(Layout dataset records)
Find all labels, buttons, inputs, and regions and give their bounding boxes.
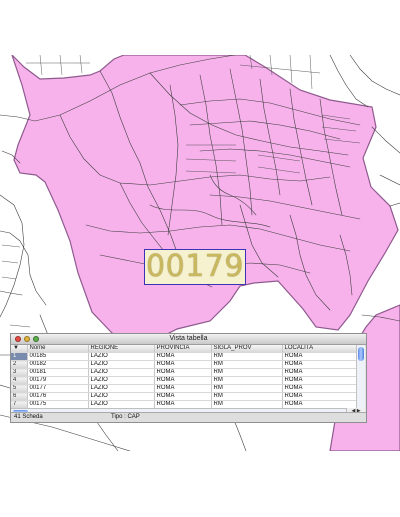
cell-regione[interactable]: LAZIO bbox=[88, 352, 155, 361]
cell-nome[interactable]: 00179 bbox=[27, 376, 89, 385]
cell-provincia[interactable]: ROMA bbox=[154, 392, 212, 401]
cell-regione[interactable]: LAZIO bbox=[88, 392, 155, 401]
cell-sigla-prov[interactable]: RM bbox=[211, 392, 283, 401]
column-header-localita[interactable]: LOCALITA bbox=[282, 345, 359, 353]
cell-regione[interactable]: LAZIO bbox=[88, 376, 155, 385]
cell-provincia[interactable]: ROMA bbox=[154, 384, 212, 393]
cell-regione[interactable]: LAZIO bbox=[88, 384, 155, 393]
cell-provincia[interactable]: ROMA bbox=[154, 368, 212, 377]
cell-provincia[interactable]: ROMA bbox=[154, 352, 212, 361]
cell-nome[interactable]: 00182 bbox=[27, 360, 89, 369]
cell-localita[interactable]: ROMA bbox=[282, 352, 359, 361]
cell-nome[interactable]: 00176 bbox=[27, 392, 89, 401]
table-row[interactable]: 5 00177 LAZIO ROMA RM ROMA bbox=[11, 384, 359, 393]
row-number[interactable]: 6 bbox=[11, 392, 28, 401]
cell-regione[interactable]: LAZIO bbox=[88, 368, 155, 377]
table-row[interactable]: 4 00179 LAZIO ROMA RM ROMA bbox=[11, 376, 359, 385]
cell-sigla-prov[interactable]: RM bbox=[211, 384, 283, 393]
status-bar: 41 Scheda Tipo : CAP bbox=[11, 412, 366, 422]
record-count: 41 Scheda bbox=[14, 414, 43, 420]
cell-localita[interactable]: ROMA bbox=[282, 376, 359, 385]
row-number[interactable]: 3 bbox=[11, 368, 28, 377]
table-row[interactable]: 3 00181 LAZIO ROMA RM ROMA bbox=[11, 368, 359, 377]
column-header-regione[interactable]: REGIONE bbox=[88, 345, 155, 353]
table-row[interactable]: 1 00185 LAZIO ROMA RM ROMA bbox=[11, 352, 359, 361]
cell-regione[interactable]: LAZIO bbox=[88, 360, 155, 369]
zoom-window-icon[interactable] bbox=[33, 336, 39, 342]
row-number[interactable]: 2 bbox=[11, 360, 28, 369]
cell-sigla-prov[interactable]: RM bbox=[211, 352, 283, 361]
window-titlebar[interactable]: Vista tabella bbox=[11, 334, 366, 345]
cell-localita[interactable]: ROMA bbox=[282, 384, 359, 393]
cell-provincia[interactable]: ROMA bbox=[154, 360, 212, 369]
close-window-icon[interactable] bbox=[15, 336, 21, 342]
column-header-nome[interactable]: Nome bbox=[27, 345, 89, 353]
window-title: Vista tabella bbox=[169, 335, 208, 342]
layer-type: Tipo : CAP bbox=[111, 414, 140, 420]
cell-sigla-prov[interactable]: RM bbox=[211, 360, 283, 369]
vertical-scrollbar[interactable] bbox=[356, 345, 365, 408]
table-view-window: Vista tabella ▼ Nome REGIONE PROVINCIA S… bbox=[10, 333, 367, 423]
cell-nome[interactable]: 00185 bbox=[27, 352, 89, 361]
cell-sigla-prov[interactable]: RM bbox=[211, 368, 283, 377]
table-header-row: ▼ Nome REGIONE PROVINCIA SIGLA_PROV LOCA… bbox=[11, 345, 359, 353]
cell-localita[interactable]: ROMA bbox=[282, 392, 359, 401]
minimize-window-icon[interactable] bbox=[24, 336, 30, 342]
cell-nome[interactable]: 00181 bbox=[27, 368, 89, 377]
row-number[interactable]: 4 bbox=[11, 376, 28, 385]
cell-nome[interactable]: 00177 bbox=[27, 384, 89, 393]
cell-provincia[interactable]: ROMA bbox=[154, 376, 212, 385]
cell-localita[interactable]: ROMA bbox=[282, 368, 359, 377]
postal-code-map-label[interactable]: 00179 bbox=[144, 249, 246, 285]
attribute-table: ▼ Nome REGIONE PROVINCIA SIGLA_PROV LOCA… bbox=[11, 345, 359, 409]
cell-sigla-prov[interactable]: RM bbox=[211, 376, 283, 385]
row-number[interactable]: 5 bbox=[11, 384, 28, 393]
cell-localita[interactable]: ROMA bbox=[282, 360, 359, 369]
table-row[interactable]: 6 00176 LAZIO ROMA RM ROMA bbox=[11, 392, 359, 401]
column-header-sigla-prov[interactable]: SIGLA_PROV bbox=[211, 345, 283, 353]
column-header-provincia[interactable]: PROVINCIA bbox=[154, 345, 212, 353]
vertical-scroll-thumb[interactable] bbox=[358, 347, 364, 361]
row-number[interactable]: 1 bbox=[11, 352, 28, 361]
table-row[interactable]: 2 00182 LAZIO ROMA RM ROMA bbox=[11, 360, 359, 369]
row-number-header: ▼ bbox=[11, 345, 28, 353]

THE EXERCISE: Reproduce verbatim the lines from the one containing "cell-regione[interactable]: LAZIO bbox=[88, 352, 155, 361]" through the one containing "cell-regione[interactable]: LAZIO bbox=[88, 376, 155, 385]", both included.

PROBLEM SOLUTION:
cell-regione[interactable]: LAZIO bbox=[88, 352, 155, 361]
cell-nome[interactable]: 00179 bbox=[27, 376, 89, 385]
cell-provincia[interactable]: ROMA bbox=[154, 392, 212, 401]
cell-regione[interactable]: LAZIO bbox=[88, 392, 155, 401]
cell-sigla-prov[interactable]: RM bbox=[211, 392, 283, 401]
column-header-localita[interactable]: LOCALITA bbox=[282, 345, 359, 353]
cell-regione[interactable]: LAZIO bbox=[88, 376, 155, 385]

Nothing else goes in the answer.